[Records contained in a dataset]
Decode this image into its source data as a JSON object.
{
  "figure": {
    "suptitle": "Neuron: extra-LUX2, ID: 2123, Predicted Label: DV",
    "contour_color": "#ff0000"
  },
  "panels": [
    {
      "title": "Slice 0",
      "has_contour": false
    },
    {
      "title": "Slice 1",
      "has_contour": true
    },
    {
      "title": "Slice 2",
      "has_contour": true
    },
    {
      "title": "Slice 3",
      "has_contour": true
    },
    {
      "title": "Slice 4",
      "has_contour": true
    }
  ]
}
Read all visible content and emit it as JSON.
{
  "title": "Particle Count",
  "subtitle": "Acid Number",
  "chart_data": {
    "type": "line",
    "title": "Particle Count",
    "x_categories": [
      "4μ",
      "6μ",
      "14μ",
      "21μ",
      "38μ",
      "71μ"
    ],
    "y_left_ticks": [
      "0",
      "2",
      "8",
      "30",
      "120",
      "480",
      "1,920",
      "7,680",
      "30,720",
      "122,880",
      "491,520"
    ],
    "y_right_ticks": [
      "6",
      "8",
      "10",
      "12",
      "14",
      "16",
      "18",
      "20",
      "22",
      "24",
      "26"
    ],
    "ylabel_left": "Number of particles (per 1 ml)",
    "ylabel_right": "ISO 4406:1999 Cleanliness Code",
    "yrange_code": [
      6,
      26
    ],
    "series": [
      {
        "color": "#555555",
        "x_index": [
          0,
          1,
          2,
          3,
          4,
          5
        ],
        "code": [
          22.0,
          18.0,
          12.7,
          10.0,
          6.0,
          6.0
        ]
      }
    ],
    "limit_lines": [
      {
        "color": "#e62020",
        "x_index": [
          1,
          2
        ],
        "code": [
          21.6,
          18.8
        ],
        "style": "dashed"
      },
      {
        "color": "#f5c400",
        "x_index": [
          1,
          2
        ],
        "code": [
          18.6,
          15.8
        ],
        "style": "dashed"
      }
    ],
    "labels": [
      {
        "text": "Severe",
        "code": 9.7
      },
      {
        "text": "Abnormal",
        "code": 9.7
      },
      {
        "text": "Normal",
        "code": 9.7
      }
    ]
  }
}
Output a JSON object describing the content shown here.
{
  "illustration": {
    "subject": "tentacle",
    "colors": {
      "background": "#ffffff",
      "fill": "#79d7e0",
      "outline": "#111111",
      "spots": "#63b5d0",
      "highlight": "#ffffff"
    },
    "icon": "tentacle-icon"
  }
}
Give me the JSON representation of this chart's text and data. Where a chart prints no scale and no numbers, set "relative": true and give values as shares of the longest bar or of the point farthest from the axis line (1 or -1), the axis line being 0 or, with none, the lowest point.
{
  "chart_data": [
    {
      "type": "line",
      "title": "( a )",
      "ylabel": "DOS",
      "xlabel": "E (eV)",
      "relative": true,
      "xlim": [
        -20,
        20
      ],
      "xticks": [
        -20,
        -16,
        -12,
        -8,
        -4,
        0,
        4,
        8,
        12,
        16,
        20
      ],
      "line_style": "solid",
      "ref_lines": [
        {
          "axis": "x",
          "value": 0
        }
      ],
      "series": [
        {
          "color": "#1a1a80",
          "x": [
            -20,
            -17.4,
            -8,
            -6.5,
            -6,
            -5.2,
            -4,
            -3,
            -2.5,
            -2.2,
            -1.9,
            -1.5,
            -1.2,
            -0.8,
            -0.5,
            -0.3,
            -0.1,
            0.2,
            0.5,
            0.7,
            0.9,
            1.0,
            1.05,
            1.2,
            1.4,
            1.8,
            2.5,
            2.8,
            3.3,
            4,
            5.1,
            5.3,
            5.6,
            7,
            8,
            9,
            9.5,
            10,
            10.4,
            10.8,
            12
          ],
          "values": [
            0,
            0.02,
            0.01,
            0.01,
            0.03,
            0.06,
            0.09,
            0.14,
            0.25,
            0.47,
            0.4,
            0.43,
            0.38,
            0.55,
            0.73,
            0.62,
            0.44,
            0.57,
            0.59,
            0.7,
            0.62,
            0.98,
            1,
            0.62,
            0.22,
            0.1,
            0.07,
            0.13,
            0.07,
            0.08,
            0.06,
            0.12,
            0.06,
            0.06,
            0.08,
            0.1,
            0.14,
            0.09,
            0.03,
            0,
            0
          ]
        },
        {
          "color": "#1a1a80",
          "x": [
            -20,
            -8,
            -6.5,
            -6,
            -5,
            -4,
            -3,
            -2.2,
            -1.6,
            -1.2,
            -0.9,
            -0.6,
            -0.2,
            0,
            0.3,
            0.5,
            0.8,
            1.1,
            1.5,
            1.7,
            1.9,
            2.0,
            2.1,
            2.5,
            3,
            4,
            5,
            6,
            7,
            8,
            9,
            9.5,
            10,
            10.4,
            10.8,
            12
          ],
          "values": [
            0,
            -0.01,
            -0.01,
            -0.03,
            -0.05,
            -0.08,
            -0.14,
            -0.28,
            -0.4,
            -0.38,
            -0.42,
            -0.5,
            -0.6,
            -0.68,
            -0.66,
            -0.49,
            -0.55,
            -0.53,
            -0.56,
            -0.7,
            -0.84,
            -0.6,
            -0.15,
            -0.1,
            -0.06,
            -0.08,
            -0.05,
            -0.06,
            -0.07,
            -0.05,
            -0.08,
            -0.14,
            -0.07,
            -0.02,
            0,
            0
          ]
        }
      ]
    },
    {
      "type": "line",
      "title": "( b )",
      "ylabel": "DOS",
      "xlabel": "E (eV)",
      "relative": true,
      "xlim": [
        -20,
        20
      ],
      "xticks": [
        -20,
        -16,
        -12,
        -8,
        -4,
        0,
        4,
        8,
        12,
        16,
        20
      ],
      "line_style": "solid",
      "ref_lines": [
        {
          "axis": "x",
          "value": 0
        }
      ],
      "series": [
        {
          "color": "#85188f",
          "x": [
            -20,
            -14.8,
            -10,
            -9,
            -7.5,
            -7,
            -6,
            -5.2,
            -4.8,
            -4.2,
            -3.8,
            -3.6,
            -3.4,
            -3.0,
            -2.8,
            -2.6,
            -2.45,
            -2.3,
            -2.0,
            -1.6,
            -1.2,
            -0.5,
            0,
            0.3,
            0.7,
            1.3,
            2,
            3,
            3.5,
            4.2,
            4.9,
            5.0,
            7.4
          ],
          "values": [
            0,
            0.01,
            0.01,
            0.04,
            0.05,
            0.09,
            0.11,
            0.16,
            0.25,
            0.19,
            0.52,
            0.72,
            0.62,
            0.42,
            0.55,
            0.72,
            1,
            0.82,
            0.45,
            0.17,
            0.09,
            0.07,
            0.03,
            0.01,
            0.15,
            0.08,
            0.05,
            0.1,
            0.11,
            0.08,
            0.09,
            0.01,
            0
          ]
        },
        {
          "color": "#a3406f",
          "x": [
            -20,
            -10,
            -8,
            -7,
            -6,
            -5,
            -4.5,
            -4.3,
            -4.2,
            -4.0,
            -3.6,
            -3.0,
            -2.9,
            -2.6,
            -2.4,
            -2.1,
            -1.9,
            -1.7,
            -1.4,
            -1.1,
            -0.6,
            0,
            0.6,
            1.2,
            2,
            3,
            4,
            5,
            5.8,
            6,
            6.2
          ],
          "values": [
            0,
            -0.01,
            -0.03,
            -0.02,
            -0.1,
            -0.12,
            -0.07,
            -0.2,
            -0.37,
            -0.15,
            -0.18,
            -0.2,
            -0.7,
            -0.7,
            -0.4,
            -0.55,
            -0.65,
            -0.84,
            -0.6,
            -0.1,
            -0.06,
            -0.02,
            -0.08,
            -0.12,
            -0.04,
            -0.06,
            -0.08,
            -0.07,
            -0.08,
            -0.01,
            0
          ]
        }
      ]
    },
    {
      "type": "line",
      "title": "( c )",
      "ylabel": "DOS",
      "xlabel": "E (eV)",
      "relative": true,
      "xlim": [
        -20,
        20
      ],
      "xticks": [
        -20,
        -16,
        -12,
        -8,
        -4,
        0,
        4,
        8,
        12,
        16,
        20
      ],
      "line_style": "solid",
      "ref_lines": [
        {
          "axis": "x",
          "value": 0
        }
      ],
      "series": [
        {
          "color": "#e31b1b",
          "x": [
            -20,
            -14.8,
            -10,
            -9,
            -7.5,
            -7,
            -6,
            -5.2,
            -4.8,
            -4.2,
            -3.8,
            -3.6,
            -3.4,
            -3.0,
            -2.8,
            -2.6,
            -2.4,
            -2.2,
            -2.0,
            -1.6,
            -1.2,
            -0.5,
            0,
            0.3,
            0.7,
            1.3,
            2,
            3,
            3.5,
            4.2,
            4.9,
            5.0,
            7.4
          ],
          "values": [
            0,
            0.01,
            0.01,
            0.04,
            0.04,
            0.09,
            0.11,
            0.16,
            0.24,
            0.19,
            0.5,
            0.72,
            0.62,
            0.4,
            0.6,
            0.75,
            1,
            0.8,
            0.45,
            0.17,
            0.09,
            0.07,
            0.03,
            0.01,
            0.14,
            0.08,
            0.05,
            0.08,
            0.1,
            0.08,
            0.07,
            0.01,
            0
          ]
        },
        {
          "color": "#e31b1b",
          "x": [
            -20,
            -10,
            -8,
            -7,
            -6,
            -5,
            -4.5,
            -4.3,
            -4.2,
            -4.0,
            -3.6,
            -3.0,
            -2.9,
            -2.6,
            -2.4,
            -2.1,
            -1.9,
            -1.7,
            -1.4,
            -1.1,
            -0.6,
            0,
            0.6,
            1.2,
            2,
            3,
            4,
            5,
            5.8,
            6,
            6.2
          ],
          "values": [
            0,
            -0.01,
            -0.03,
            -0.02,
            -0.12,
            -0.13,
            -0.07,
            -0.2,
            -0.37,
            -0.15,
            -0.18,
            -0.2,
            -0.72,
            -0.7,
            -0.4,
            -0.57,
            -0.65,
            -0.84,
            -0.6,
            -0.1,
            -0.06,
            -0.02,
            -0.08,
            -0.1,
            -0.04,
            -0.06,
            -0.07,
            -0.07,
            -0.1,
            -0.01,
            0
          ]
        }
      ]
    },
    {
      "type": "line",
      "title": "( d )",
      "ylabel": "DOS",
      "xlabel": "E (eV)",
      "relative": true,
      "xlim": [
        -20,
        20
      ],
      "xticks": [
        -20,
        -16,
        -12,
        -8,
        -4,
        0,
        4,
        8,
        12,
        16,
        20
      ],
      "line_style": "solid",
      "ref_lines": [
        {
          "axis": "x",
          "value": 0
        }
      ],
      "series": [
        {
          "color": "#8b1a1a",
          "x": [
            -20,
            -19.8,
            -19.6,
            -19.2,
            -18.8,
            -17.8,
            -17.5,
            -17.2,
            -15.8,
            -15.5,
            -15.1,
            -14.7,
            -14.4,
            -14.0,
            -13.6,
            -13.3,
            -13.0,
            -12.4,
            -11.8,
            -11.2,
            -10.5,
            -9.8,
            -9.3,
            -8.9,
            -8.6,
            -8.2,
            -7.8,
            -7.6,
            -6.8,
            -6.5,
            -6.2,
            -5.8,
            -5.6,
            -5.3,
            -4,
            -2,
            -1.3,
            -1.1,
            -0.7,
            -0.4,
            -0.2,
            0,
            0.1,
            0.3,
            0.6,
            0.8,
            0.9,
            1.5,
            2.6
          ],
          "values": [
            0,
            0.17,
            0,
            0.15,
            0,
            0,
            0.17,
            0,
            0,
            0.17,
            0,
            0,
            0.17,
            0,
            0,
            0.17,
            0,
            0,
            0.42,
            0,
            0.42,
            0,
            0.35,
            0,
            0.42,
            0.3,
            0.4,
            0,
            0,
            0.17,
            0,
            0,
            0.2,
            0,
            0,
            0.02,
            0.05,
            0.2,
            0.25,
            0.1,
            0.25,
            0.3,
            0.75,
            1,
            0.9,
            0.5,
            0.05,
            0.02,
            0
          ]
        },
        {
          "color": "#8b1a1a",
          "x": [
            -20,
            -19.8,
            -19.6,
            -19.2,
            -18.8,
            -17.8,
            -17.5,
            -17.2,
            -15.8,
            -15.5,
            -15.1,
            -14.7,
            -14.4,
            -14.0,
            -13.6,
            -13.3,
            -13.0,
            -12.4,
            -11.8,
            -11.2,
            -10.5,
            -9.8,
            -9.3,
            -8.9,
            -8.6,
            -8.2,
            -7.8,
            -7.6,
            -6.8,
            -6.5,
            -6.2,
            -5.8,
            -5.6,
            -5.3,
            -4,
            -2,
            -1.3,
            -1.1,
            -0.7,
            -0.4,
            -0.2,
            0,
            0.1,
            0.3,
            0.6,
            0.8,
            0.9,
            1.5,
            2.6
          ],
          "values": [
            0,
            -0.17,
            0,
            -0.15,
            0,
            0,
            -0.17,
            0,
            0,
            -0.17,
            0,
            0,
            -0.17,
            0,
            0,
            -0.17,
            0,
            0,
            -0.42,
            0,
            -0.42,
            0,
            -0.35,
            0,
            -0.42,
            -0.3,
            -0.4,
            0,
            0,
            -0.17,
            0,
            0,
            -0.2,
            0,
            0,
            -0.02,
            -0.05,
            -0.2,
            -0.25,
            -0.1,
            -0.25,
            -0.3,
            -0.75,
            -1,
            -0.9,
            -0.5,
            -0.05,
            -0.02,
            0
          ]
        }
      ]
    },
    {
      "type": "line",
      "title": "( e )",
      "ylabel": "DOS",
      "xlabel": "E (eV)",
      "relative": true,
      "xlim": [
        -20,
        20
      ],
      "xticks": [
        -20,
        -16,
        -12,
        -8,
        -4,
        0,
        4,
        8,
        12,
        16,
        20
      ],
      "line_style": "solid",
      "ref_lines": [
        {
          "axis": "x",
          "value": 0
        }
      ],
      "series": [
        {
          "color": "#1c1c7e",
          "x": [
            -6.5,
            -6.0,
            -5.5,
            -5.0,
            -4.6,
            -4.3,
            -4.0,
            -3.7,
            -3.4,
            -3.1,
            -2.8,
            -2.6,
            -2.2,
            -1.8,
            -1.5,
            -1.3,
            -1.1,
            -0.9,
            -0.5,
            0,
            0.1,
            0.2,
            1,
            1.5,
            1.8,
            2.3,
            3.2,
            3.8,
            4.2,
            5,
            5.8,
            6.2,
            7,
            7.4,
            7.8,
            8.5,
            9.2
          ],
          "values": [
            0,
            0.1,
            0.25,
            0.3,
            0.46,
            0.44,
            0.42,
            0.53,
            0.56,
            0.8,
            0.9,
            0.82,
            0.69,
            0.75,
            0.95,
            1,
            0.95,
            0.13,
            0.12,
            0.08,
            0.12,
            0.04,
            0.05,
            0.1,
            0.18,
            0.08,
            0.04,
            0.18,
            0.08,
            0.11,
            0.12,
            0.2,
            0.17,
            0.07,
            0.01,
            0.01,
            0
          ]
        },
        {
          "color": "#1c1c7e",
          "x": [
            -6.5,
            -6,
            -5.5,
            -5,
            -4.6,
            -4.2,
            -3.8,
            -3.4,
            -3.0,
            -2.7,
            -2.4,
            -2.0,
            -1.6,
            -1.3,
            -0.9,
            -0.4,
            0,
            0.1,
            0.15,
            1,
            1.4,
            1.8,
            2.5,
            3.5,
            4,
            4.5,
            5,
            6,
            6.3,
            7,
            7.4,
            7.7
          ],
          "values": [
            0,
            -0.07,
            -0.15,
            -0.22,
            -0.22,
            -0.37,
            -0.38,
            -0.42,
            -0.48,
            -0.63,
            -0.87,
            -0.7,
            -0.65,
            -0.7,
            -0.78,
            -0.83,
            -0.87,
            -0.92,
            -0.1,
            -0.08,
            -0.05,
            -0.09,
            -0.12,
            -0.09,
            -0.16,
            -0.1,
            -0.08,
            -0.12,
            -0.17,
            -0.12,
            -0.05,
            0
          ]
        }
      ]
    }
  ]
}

### SET EXERCISE
Where a line above includes "this", copy that line.

### COMPLETE ANSWER
Decode this image into its source data as a JSON object.
Give me the JSON representation of this chart's text and data. Where a chart prints no scale and no numbers, set "relative": true and give values as shares of the longest bar or of the point farthest from the axis line (1 or -1), the axis line being 0 or, with none, the lowest point.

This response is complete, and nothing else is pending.